Repeat every line of the records below verbatim, leaving out the pictures.
--------------------------------
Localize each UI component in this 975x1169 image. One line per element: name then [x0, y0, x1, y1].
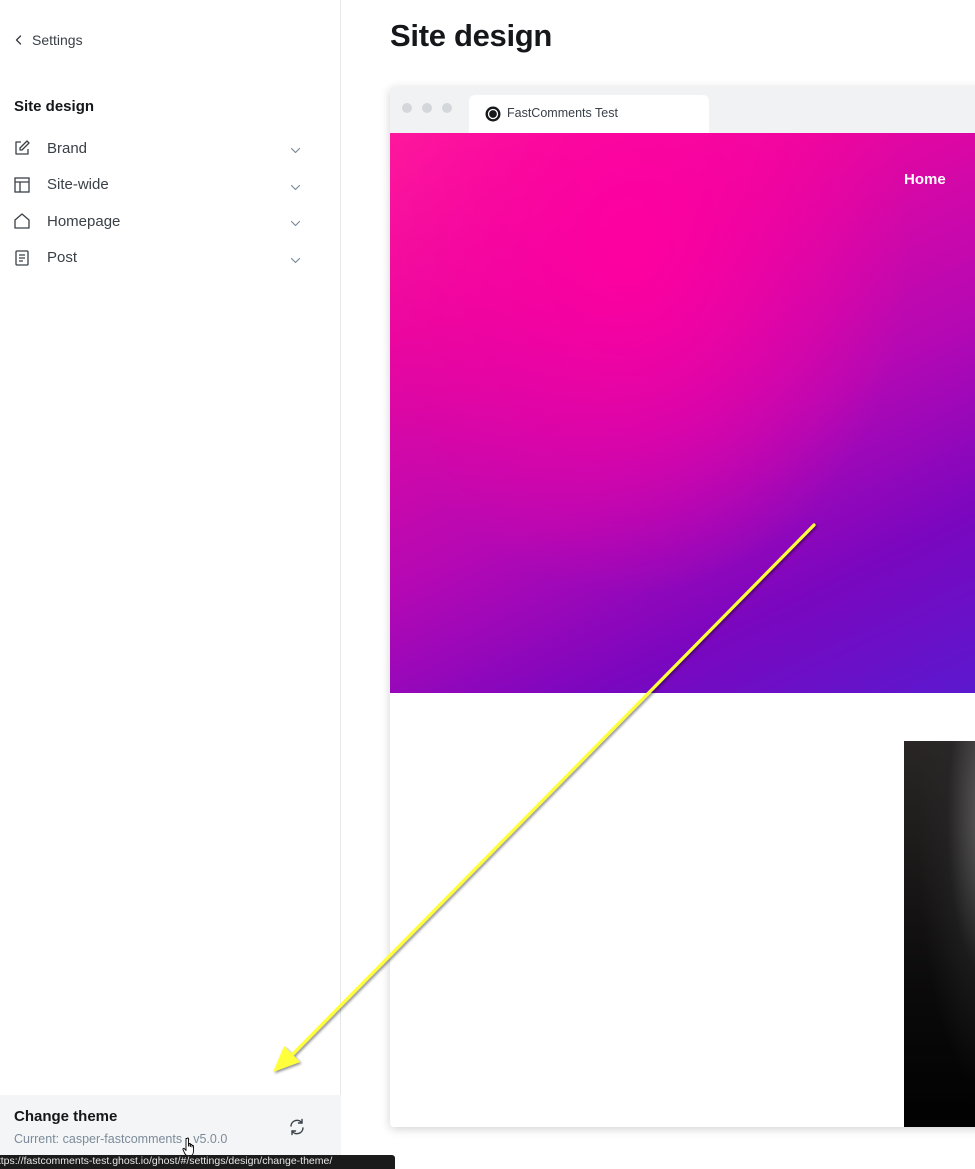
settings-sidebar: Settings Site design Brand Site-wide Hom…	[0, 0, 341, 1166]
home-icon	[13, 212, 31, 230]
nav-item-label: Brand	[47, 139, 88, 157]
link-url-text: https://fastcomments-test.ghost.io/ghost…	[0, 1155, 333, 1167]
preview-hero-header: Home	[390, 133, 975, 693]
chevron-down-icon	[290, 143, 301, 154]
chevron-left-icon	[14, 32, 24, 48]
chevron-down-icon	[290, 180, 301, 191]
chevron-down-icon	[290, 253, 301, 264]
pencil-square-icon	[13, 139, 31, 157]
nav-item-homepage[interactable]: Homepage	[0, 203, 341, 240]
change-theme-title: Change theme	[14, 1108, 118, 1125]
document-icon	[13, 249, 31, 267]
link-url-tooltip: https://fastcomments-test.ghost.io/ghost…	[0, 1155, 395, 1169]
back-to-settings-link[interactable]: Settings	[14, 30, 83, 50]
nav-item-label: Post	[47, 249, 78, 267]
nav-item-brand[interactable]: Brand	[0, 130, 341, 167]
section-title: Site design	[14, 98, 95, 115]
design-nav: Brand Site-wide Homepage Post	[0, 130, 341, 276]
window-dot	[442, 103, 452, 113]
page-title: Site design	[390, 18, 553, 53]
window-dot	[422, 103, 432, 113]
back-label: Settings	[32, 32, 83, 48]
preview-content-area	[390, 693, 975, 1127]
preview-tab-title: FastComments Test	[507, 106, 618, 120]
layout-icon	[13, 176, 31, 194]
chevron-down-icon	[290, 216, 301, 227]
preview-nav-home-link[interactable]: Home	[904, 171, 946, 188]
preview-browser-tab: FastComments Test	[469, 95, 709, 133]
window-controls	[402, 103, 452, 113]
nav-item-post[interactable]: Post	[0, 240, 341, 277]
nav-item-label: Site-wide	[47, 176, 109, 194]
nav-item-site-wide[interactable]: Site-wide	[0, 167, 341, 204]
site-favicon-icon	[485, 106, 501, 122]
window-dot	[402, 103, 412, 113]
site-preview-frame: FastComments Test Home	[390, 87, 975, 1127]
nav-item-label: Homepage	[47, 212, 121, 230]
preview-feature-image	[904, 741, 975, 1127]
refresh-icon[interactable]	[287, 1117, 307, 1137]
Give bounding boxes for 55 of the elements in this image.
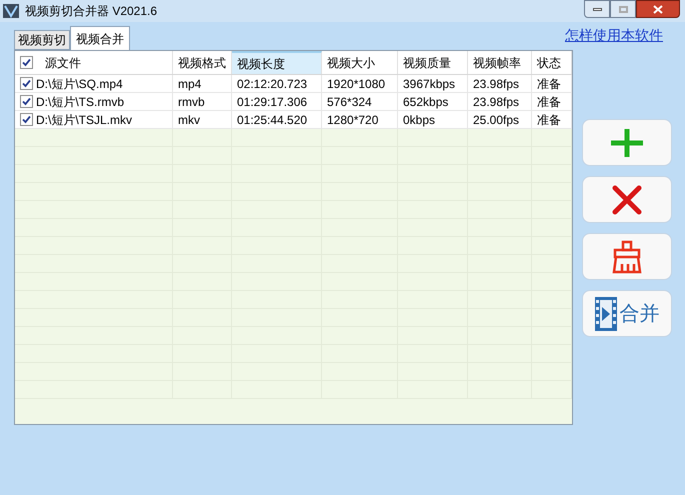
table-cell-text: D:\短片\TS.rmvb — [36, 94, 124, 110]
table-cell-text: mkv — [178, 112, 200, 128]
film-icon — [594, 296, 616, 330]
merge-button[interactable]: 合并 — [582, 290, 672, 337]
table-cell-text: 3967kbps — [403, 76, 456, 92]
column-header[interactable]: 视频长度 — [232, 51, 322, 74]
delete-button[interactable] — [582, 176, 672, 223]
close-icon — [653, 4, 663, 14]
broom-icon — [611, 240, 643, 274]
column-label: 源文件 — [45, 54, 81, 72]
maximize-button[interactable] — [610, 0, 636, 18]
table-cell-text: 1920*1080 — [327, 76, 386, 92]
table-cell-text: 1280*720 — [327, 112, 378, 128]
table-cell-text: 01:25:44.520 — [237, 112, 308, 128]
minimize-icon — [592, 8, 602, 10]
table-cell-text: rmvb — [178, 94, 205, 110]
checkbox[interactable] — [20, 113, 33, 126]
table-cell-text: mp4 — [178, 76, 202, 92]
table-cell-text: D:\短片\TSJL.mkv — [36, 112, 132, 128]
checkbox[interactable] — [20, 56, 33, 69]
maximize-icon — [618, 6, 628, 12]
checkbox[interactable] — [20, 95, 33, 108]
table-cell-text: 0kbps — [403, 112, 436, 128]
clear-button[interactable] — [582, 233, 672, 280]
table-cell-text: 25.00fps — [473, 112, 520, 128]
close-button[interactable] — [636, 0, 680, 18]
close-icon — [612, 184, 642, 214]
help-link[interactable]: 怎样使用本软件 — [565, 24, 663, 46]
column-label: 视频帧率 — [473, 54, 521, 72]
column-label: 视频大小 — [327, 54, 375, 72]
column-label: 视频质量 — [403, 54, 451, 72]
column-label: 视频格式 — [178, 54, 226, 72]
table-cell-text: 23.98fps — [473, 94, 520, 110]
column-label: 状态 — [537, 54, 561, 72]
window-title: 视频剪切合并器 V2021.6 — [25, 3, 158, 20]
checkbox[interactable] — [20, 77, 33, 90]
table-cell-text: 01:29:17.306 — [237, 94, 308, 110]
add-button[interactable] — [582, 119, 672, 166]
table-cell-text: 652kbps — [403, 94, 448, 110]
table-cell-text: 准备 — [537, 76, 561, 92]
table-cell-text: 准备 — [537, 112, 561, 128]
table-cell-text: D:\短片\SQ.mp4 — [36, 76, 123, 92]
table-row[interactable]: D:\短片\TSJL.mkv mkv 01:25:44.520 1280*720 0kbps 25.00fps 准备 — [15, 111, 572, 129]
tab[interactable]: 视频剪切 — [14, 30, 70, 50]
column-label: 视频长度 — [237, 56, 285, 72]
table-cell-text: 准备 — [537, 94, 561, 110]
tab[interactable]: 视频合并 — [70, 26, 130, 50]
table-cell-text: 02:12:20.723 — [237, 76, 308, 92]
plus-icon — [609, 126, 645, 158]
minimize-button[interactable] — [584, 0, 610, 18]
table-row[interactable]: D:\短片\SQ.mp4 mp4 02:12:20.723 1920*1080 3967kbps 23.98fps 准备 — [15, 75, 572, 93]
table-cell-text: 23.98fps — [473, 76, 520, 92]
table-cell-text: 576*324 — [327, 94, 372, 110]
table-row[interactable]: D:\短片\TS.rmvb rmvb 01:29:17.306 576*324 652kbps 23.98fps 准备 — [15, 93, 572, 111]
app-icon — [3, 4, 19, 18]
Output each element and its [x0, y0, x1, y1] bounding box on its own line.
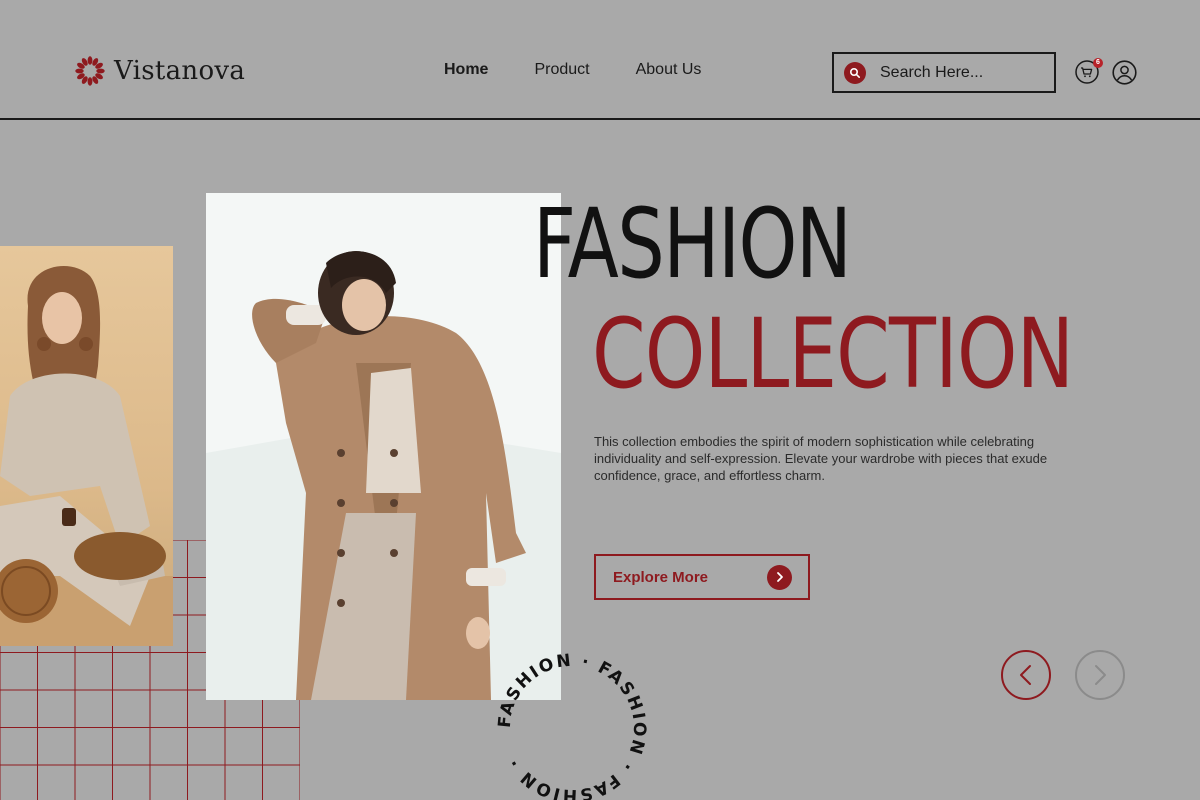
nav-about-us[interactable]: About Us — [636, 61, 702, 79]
--------------------------------
• Exercise solution:
Localize each UI component in this 975x1169 image. One line per element: name then [x0, y0, x1, y1].
settings-sidebar: Settings Site design Brand Site-wide Hom…	[0, 0, 341, 1166]
home-icon	[13, 212, 31, 230]
nav-item-label: Brand	[47, 139, 88, 157]
link-url-text: https://fastcomments-test.ghost.io/ghost…	[0, 1155, 333, 1167]
preview-hero-header: Home	[390, 133, 975, 693]
chevron-down-icon	[290, 143, 301, 154]
chevron-left-icon	[14, 32, 24, 48]
chevron-down-icon	[290, 180, 301, 191]
chevron-down-icon	[290, 253, 301, 264]
pencil-square-icon	[13, 139, 31, 157]
nav-item-homepage[interactable]: Homepage	[0, 203, 341, 240]
change-theme-title: Change theme	[14, 1108, 118, 1125]
document-icon	[13, 249, 31, 267]
link-url-tooltip: https://fastcomments-test.ghost.io/ghost…	[0, 1155, 395, 1169]
back-to-settings-link[interactable]: Settings	[14, 30, 83, 50]
nav-item-label: Post	[47, 249, 78, 267]
nav-item-brand[interactable]: Brand	[0, 130, 341, 167]
section-title: Site design	[14, 98, 95, 115]
design-nav: Brand Site-wide Homepage Post	[0, 130, 341, 276]
window-dot	[442, 103, 452, 113]
page-title: Site design	[390, 18, 553, 53]
window-dot	[422, 103, 432, 113]
back-label: Settings	[32, 32, 83, 48]
preview-content-area	[390, 693, 975, 1127]
preview-tab-title: FastComments Test	[507, 106, 618, 120]
layout-icon	[13, 176, 31, 194]
chevron-down-icon	[290, 216, 301, 227]
preview-nav-home-link[interactable]: Home	[904, 171, 946, 188]
preview-browser-tab: FastComments Test	[469, 95, 709, 133]
window-controls	[402, 103, 452, 113]
nav-item-post[interactable]: Post	[0, 240, 341, 277]
nav-item-label: Site-wide	[47, 176, 109, 194]
nav-item-site-wide[interactable]: Site-wide	[0, 167, 341, 204]
site-favicon-icon	[485, 106, 501, 122]
window-dot	[402, 103, 412, 113]
site-preview-frame: FastComments Test Home	[390, 87, 975, 1127]
nav-item-label: Homepage	[47, 212, 121, 230]
preview-feature-image	[904, 741, 975, 1127]
refresh-icon[interactable]	[287, 1117, 307, 1137]
Give bounding boxes for 55 of the elements in this image.
table-cell-text: D:\短片\TS.rmvb — [36, 94, 124, 110]
table-cell-text: mkv — [178, 112, 200, 128]
film-icon — [594, 296, 616, 330]
merge-button[interactable]: 合并 — [582, 290, 672, 337]
table-cell-text: 3967kbps — [403, 76, 456, 92]
column-header[interactable]: 视频长度 — [232, 51, 322, 74]
delete-button[interactable] — [582, 176, 672, 223]
close-icon — [653, 4, 663, 14]
broom-icon — [611, 240, 643, 274]
column-label: 源文件 — [45, 54, 81, 72]
maximize-button[interactable] — [610, 0, 636, 18]
table-cell-text: 1920*1080 — [327, 76, 386, 92]
table-cell-text: 1280*720 — [327, 112, 378, 128]
table-cell-text: 01:25:44.520 — [237, 112, 308, 128]
minimize-icon — [592, 8, 602, 10]
table-cell-text: rmvb — [178, 94, 205, 110]
checkbox[interactable] — [20, 113, 33, 126]
table-cell-text: mp4 — [178, 76, 202, 92]
table-cell-text: D:\短片\TSJL.mkv — [36, 112, 132, 128]
checkbox[interactable] — [20, 56, 33, 69]
maximize-icon — [618, 6, 628, 12]
checkbox[interactable] — [20, 95, 33, 108]
table-cell-text: 0kbps — [403, 112, 436, 128]
clear-button[interactable] — [582, 233, 672, 280]
table-cell-text: 25.00fps — [473, 112, 520, 128]
close-button[interactable] — [636, 0, 680, 18]
close-icon — [612, 184, 642, 214]
help-link[interactable]: 怎样使用本软件 — [565, 24, 663, 46]
column-label: 视频帧率 — [473, 54, 521, 72]
column-label: 视频大小 — [327, 54, 375, 72]
column-label: 视频质量 — [403, 54, 451, 72]
column-label: 视频格式 — [178, 54, 226, 72]
table-cell-text: 23.98fps — [473, 94, 520, 110]
column-label: 状态 — [537, 54, 561, 72]
window-title: 视频剪切合并器 V2021.6 — [25, 3, 158, 20]
checkbox[interactable] — [20, 77, 33, 90]
table-cell-text: 01:29:17.306 — [237, 94, 308, 110]
add-button[interactable] — [582, 119, 672, 166]
table-cell-text: 652kbps — [403, 94, 448, 110]
table-cell-text: 准备 — [537, 76, 561, 92]
table-cell-text: 准备 — [537, 112, 561, 128]
table-cell-text: D:\短片\SQ.mp4 — [36, 76, 123, 92]
table-row[interactable]: D:\短片\TSJL.mkv mkv 01:25:44.520 1280*720 0kbps 25.00fps 准备 — [15, 111, 572, 129]
tab[interactable]: 视频剪切 — [14, 30, 70, 50]
column-label: 视频长度 — [237, 56, 285, 72]
table-cell-text: 准备 — [537, 94, 561, 110]
tab[interactable]: 视频合并 — [70, 26, 130, 50]
table-cell-text: 02:12:20.723 — [237, 76, 308, 92]
plus-icon — [609, 126, 645, 158]
minimize-button[interactable] — [584, 0, 610, 18]
table-row[interactable]: D:\短片\SQ.mp4 mp4 02:12:20.723 1920*1080 3967kbps 23.98fps 准备 — [15, 75, 572, 93]
table-cell-text: 23.98fps — [473, 76, 520, 92]
table-cell-text: 576*324 — [327, 94, 372, 110]
table-row[interactable]: D:\短片\TS.rmvb rmvb 01:29:17.306 576*324 652kbps 23.98fps 准备 — [15, 93, 572, 111]
app-icon — [3, 4, 19, 18]
Output each element and its [x0, y0, x1, y1] bounding box on its own line.
nav-about-us[interactable]: About Us — [636, 61, 702, 79]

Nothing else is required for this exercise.